- **Extracted information**

◆ ◆ ◆ ◆ ◆

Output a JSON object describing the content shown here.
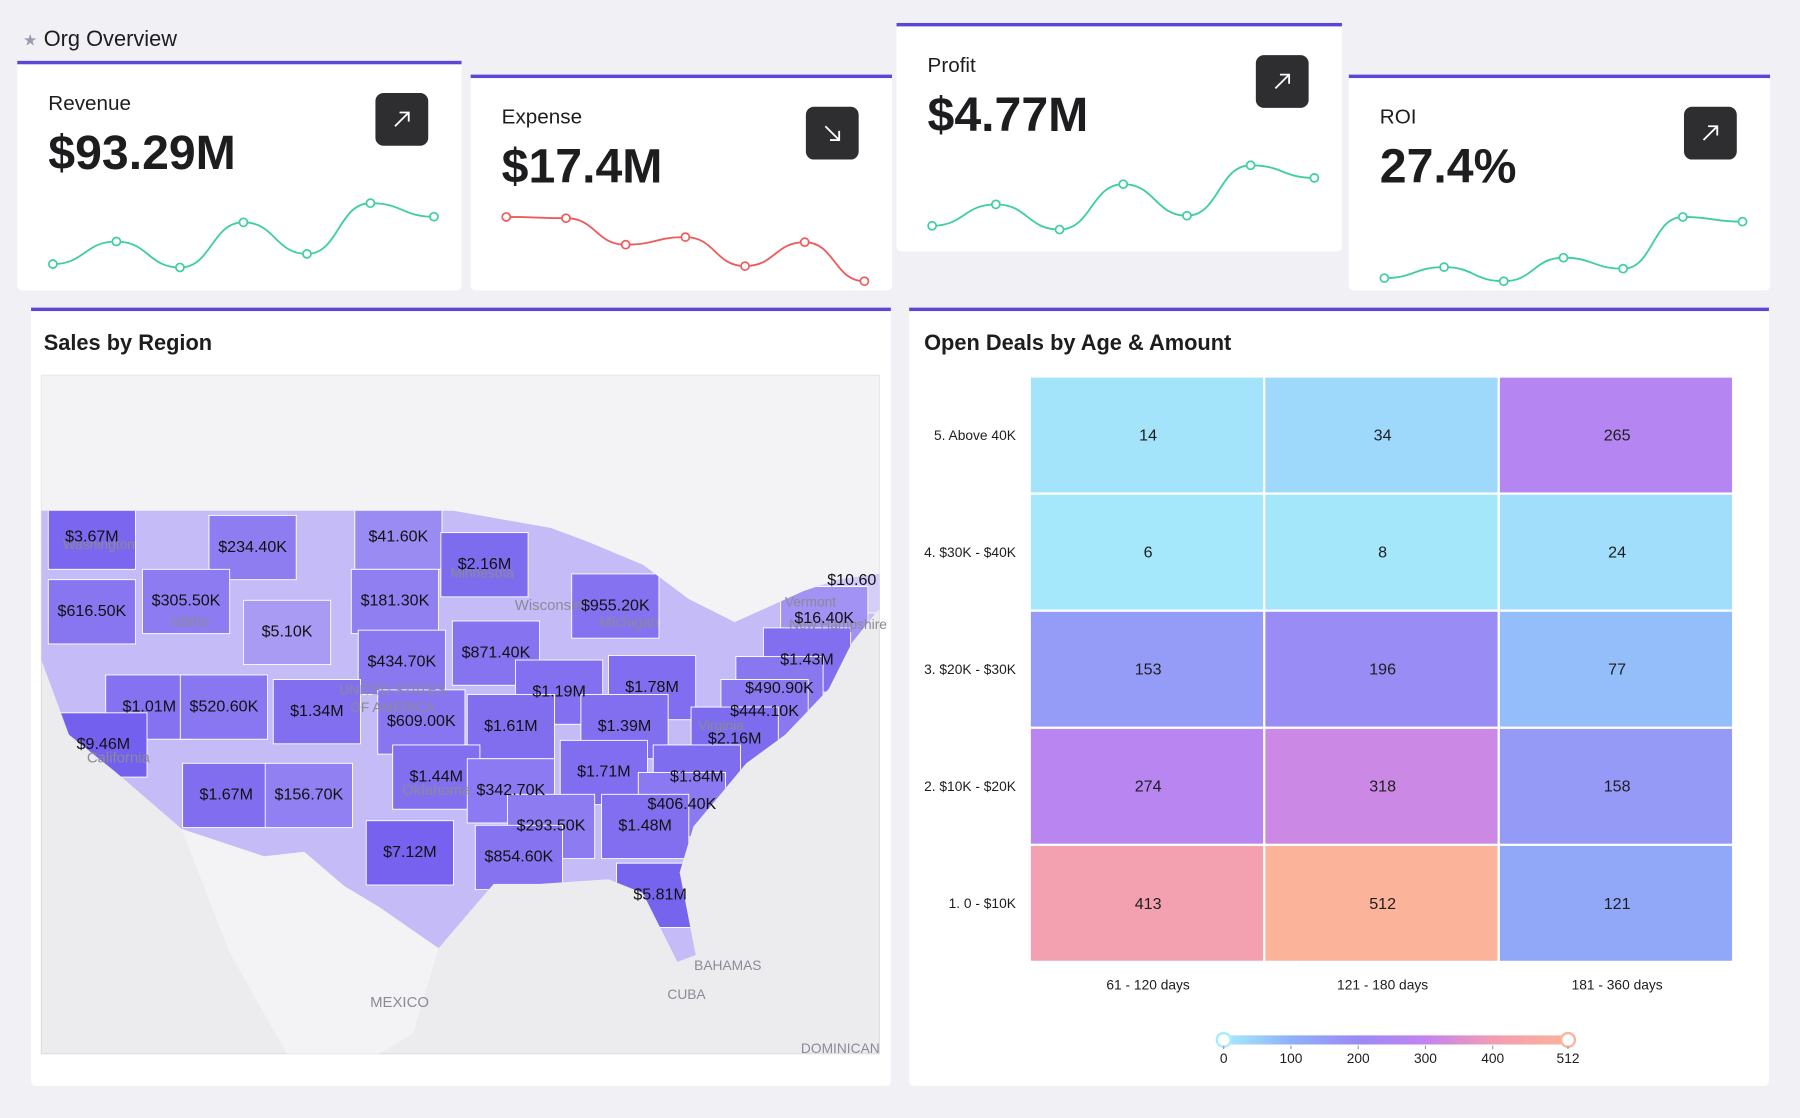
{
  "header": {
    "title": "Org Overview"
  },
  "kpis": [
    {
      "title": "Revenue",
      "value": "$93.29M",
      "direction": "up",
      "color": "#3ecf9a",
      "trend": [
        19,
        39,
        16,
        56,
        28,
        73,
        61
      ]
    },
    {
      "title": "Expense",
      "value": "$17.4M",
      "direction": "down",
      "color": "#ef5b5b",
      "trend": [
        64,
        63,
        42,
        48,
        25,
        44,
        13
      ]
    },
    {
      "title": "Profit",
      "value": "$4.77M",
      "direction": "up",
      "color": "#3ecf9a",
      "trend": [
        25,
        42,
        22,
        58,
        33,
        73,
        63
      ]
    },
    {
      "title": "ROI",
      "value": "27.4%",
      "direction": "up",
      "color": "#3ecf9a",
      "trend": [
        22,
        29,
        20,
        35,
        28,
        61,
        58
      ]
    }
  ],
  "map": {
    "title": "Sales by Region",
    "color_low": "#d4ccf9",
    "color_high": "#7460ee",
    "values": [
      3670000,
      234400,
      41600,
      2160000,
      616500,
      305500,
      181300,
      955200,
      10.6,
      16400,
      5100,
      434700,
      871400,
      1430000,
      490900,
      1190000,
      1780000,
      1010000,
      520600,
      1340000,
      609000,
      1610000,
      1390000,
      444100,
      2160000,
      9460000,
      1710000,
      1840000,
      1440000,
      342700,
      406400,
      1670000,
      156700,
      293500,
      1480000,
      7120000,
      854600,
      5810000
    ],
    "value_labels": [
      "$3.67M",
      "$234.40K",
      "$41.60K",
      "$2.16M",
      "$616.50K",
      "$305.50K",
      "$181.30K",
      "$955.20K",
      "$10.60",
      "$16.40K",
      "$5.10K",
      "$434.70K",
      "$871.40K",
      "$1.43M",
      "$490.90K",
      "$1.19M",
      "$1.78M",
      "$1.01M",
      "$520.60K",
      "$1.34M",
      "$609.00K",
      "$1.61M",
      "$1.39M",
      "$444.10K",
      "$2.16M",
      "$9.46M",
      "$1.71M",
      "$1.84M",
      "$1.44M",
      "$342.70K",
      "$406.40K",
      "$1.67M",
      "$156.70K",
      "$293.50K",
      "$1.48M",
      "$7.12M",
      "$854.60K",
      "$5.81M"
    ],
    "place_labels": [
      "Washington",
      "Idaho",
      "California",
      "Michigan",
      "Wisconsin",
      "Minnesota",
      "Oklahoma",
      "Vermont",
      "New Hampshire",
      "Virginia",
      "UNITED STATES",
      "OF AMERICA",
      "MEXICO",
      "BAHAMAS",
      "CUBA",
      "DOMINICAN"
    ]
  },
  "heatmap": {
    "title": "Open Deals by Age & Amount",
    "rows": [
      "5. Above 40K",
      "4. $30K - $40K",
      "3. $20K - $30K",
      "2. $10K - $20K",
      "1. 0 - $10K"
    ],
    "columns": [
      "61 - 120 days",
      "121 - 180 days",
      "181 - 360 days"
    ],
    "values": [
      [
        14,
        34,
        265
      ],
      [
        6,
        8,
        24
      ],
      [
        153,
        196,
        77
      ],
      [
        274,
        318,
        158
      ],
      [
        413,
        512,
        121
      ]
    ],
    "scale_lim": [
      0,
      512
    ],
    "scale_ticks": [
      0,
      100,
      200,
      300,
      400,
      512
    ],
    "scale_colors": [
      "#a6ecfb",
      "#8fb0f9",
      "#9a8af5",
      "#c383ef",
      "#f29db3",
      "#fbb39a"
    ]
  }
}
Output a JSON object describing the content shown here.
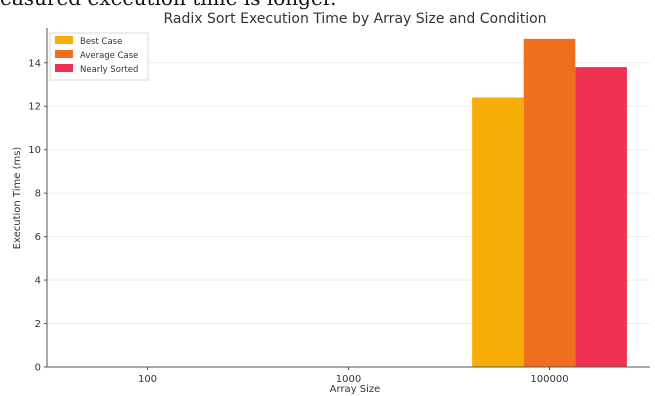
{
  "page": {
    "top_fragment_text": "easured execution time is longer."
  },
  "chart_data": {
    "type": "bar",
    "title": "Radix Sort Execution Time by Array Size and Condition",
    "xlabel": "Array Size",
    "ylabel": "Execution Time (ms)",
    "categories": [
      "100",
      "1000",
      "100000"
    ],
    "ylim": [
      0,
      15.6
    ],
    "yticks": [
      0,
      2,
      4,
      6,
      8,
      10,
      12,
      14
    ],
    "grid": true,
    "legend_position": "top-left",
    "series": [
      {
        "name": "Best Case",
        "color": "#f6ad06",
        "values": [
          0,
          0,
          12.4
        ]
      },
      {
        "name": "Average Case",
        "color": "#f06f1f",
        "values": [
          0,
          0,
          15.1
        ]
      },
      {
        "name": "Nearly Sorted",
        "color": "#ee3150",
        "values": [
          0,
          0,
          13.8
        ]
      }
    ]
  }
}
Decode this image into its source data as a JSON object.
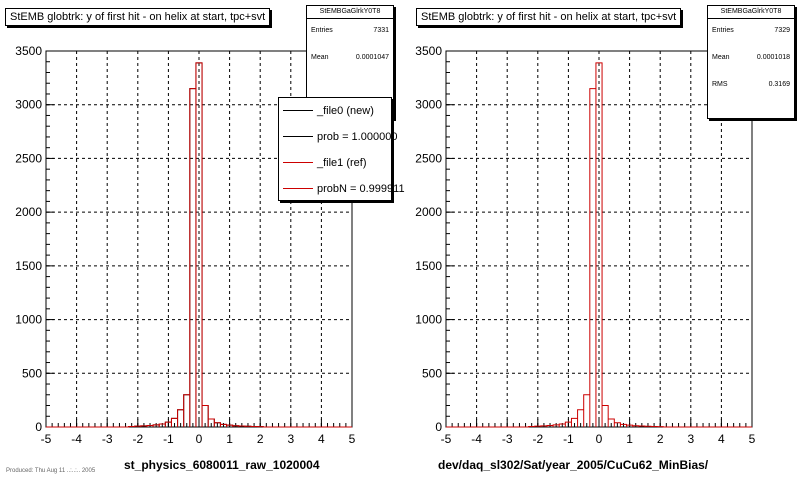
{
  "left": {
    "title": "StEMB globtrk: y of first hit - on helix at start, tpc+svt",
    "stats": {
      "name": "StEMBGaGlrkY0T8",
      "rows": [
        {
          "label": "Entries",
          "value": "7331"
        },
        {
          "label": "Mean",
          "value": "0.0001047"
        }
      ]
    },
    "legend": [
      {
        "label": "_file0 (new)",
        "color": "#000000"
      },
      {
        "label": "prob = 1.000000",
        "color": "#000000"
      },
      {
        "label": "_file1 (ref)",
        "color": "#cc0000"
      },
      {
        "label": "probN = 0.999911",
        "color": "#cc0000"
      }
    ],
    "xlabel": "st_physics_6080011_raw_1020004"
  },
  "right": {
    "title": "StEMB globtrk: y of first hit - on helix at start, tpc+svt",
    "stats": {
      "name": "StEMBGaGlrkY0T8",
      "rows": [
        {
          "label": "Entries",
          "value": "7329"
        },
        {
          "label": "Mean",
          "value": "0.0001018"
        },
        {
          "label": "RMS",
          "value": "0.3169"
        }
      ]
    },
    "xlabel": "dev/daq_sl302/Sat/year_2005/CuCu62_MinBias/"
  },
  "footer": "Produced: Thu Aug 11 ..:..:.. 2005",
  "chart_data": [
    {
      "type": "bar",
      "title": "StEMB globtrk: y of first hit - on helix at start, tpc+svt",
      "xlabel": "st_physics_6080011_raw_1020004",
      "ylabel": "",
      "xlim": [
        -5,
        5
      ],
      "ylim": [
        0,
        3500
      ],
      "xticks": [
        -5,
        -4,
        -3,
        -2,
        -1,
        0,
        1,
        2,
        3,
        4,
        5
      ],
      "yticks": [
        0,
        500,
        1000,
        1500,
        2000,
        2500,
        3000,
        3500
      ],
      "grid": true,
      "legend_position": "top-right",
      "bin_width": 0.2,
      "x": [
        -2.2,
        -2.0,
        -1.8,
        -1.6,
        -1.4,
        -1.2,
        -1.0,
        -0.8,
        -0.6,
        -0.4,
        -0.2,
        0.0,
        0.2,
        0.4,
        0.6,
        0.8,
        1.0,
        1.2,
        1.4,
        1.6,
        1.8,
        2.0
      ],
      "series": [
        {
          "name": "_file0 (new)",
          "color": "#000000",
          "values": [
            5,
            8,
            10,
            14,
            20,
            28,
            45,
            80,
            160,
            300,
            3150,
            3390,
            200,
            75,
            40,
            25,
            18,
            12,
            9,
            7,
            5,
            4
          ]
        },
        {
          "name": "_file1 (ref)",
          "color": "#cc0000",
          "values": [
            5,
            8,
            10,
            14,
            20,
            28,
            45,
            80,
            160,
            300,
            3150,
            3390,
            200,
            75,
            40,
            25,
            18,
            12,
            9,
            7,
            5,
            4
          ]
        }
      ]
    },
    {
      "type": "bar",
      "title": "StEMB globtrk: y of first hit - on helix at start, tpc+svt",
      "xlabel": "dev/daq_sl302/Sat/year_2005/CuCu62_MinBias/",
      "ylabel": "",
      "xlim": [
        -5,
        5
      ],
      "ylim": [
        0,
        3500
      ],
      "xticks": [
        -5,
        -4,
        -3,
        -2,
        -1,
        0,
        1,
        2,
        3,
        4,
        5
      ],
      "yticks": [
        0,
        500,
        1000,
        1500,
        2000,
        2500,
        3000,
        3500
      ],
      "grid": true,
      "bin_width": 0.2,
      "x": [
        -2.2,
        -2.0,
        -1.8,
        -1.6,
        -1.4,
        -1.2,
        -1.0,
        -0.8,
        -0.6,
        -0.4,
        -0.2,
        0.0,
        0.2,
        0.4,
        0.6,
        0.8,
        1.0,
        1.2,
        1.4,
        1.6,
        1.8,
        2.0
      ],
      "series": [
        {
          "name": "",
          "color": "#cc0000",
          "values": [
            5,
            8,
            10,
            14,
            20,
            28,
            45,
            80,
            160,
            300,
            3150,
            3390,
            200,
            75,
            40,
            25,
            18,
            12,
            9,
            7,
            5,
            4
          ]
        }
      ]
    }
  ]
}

◆ ◆ ◆ ◆ ◆

- **Exercise objective**
Show all lines in the entries above where the word "xlabel" appears.

- **Answer below**
    "xlabel": "Array Size",
    "xlabel": "st_physics_6080011_raw_1020004"
    "xlabel": "dev/daq_sl302/Sat/year_2005/CuCu62_MinBias/"
      "xlabel": "st_physics_6080011_raw_1020004",
      "xlabel": "dev/daq_sl302/Sat/year_2005/CuCu62_MinBias/",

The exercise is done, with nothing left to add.